▸ **YOUR INSTRUCTIONS**
Will you transcribe all the entries word for word, skipping the pictures they hold?

▸ **INPUT RECORDS**
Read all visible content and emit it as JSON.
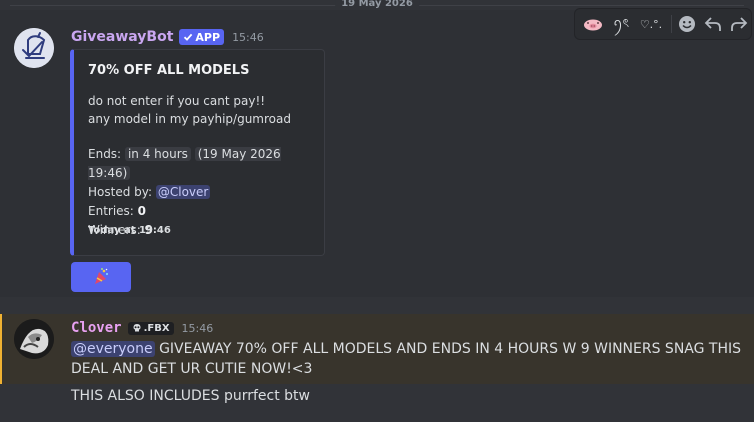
{
  "date_divider": "19 May 2026",
  "toolbar": {
    "icons": [
      "pig-emoji-icon",
      "doodle-emoji-icon",
      "sparkle-emoji-icon",
      "add-reaction-icon",
      "reply-icon",
      "forward-icon"
    ],
    "doodle_text": "ꪆৎ",
    "sparkle_text": "♡.°."
  },
  "message1": {
    "author": "GiveawayBot",
    "badge": "APP",
    "time": "15:46",
    "embed": {
      "accent": "#5865f2",
      "title": "70% OFF ALL MODELS",
      "desc_line1": "do not enter if you cant pay!!",
      "desc_line2": "any model in my payhip/gumroad",
      "ends_label": "Ends:",
      "ends_relative": "in 4 hours",
      "ends_absolute": "19 May 2026 19:46",
      "hosted_label": "Hosted by:",
      "host": "@Clover",
      "entries_label": "Entries:",
      "entries": "0",
      "winners_label": "Winners:",
      "winners": "9",
      "footer": "Today at 19:46"
    },
    "button_icon": "party-popper-icon"
  },
  "message2": {
    "author": "Clover",
    "tag": ".FBX",
    "tag_icon": "skull-icon",
    "time": "15:46",
    "mention": "@everyone",
    "text": "GIVEAWAY 70% OFF ALL MODELS AND ENDS IN 4 HOURS W 9 WINNERS SNAG THIS DEAL AND GET UR CUTIE NOW!<3",
    "highlight_color": "#f0b232"
  },
  "message3": {
    "text": "THIS ALSO INCLUDES purrfect btw"
  }
}
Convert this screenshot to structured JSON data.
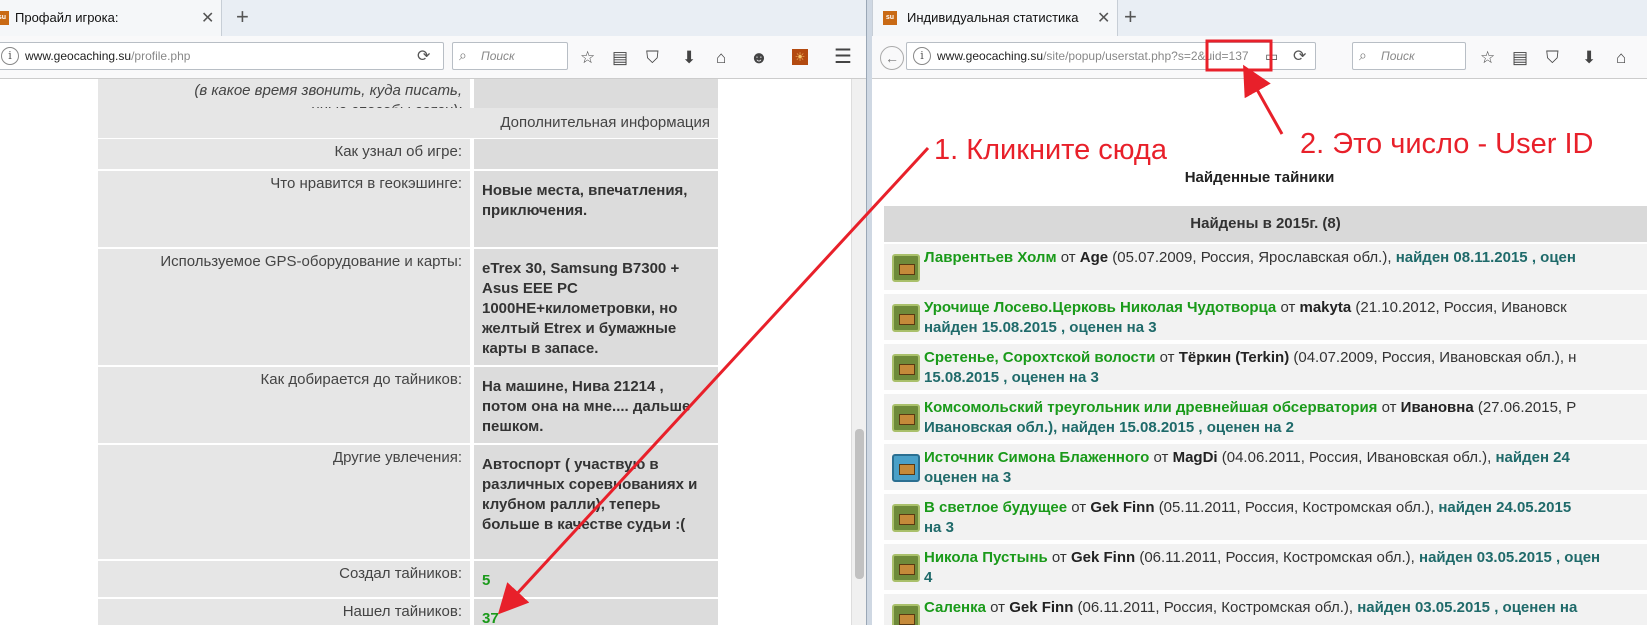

▸ **WRITTEN RESPONSE**
Read all visible content and emit it as JSON.
{
  "date_divider": "19 May 2026",
  "toolbar": {
    "icons": [
      "pig-emoji-icon",
      "doodle-emoji-icon",
      "sparkle-emoji-icon",
      "add-reaction-icon",
      "reply-icon",
      "forward-icon"
    ],
    "doodle_text": "ꪆৎ",
    "sparkle_text": "♡.°."
  },
  "message1": {
    "author": "GiveawayBot",
    "badge": "APP",
    "time": "15:46",
    "embed": {
      "accent": "#5865f2",
      "title": "70% OFF ALL MODELS",
      "desc_line1": "do not enter if you cant pay!!",
      "desc_line2": "any model in my payhip/gumroad",
      "ends_label": "Ends:",
      "ends_relative": "in 4 hours",
      "ends_absolute": "19 May 2026 19:46",
      "hosted_label": "Hosted by:",
      "host": "@Clover",
      "entries_label": "Entries:",
      "entries": "0",
      "winners_label": "Winners:",
      "winners": "9",
      "footer": "Today at 19:46"
    },
    "button_icon": "party-popper-icon"
  },
  "message2": {
    "author": "Clover",
    "tag": ".FBX",
    "tag_icon": "skull-icon",
    "time": "15:46",
    "mention": "@everyone",
    "text": "GIVEAWAY 70% OFF ALL MODELS AND ENDS IN 4 HOURS W 9 WINNERS SNAG THIS DEAL AND GET UR CUTIE NOW!<3",
    "highlight_color": "#f0b232"
  },
  "message3": {
    "text": "THIS ALSO INCLUDES purrfect btw"
  }
}
Convert this screenshot to structured JSON data.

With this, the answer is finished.